Data provided Block Start

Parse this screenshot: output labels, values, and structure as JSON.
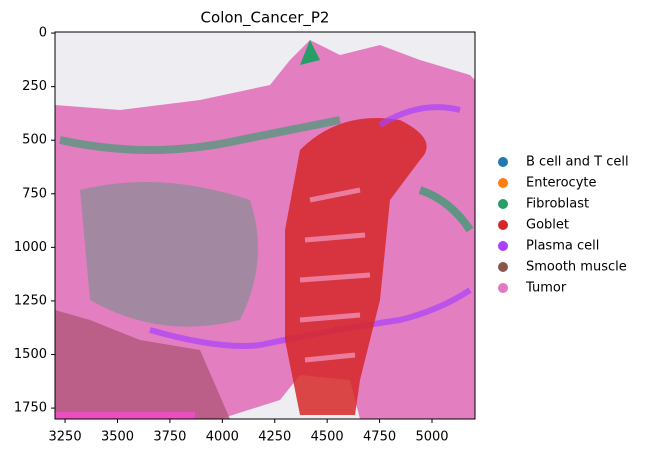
{
  "chart_data": {
    "type": "image",
    "title": "Colon_Cancer_P2",
    "xlim": [
      3202,
      5205
    ],
    "xticks": [
      3250,
      3500,
      3750,
      4000,
      4250,
      4500,
      4750,
      5000
    ],
    "ylim": [
      1801,
      -5
    ],
    "yticks": [
      0,
      250,
      500,
      750,
      1000,
      1250,
      1500,
      1750
    ],
    "series": [
      {
        "name": "B cell and T cell",
        "color": "#1f77b4"
      },
      {
        "name": "Enterocyte",
        "color": "#ff7f0e"
      },
      {
        "name": "Fibroblast",
        "color": "#279e68"
      },
      {
        "name": "Goblet",
        "color": "#d62728"
      },
      {
        "name": "Plasma cell",
        "color": "#aa40fc"
      },
      {
        "name": "Smooth muscle",
        "color": "#8c564b"
      },
      {
        "name": "Tumor",
        "color": "#e377c2"
      }
    ]
  }
}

Data provided Block End

The problem: With the pictures stripped out, return each record word for word.

Answer space:
Parse this screenshot: output labels, values, and structure as JSON.
{
  "chart_data": {
    "type": "image",
    "title": "Colon_Cancer_P2",
    "xlim": [
      3202,
      5205
    ],
    "xticks": [
      3250,
      3500,
      3750,
      4000,
      4250,
      4500,
      4750,
      5000
    ],
    "ylim": [
      1801,
      -5
    ],
    "yticks": [
      0,
      250,
      500,
      750,
      1000,
      1250,
      1500,
      1750
    ],
    "series": [
      {
        "name": "B cell and T cell",
        "color": "#1f77b4"
      },
      {
        "name": "Enterocyte",
        "color": "#ff7f0e"
      },
      {
        "name": "Fibroblast",
        "color": "#279e68"
      },
      {
        "name": "Goblet",
        "color": "#d62728"
      },
      {
        "name": "Plasma cell",
        "color": "#aa40fc"
      },
      {
        "name": "Smooth muscle",
        "color": "#8c564b"
      },
      {
        "name": "Tumor",
        "color": "#e377c2"
      }
    ]
  }
}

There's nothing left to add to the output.